■ **SHORT EXERCISE**
Produce a verbatim copy of the entries listed below.

■ **EXERCISE DATA**

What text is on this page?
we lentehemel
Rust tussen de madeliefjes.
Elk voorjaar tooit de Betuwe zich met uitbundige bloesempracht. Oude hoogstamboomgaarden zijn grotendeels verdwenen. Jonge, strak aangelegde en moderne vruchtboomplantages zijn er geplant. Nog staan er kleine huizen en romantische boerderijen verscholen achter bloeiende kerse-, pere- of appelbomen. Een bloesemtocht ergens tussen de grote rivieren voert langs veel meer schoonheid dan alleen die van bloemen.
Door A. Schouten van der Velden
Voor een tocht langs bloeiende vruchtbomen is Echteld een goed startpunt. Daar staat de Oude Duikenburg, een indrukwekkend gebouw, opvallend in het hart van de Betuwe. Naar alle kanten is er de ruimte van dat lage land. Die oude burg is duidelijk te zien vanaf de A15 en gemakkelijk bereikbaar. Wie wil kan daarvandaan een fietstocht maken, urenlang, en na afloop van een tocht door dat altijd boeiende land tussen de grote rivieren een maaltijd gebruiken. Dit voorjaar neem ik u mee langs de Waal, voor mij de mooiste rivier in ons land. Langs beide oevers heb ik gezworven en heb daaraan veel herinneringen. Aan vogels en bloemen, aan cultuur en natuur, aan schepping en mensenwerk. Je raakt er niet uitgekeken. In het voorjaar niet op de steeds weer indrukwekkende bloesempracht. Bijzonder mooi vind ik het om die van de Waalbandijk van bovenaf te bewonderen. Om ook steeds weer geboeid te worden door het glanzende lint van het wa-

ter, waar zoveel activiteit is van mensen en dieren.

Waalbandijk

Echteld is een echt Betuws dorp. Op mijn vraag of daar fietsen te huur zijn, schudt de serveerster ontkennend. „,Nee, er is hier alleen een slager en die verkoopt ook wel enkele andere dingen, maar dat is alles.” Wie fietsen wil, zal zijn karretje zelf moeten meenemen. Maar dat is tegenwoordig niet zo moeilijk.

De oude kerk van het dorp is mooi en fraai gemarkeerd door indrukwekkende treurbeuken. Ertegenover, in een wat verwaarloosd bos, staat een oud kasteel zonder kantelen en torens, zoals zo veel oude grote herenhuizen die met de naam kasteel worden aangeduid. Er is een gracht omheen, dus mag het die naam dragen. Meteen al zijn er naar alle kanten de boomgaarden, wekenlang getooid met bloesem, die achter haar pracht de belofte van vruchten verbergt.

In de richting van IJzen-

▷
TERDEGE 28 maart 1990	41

■ **TASK ANSWER**
What text is on this page?
we lentehemel
Rust tussen de madeliefjes.
Elk voorjaar tooit de Betuwe zich met uitbundige bloesempracht. Oude hoogstamboomgaarden zijn grotendeels verdwenen. Jonge, strak aangelegde en moderne vruchtboomplantages zijn er geplant. Nog staan er kleine huizen en romantische boerderijen verscholen achter bloeiende kerse-, pere- of appelbomen. Een bloesemtocht ergens tussen de grote rivieren voert langs veel meer schoonheid dan alleen die van bloemen.
Door A. Schouten van der Velden
Voor een tocht langs bloeiende vruchtbomen is Echteld een goed startpunt. Daar staat de Oude Duikenburg, een indrukwekkend gebouw, opvallend in het hart van de Betuwe. Naar alle kanten is er de ruimte van dat lage land. Die oude burg is duidelijk te zien vanaf de A15 en gemakkelijk bereikbaar. Wie wil kan daarvandaan een fietstocht maken, urenlang, en na afloop van een tocht door dat altijd boeiende land tussen de grote rivieren een maaltijd gebruiken. Dit voorjaar neem ik u mee langs de Waal, voor mij de mooiste rivier in ons land. Langs beide oevers heb ik gezworven en heb daaraan veel herinneringen. Aan vogels en bloemen, aan cultuur en natuur, aan schepping en mensenwerk. Je raakt er niet uitgekeken. In het voorjaar niet op de steeds weer indrukwekkende bloesempracht. Bijzonder mooi vind ik het om die van de Waalbandijk van bovenaf te bewonderen. Om ook steeds weer geboeid te worden door het glanzende lint van het wa-

ter, waar zoveel activiteit is van mensen en dieren.

Waalbandijk

Echteld is een echt Betuws dorp. Op mijn vraag of daar fietsen te huur zijn, schudt de serveerster ontkennend. „,Nee, er is hier alleen een slager en die verkoopt ook wel enkele andere dingen, maar dat is alles.” Wie fietsen wil, zal zijn karretje zelf moeten meenemen. Maar dat is tegenwoordig niet zo moeilijk.

De oude kerk van het dorp is mooi en fraai gemarkeerd door indrukwekkende treurbeuken. Ertegenover, in een wat verwaarloosd bos, staat een oud kasteel zonder kantelen en torens, zoals zo veel oude grote herenhuizen die met de naam kasteel worden aangeduid. Er is een gracht omheen, dus mag het die naam dragen. Meteen al zijn er naar alle kanten de boomgaarden, wekenlang getooid met bloesem, die achter haar pracht de belofte van vruchten verbergt.

In de richting van IJzen-

▷
TERDEGE 28 maart 1990	41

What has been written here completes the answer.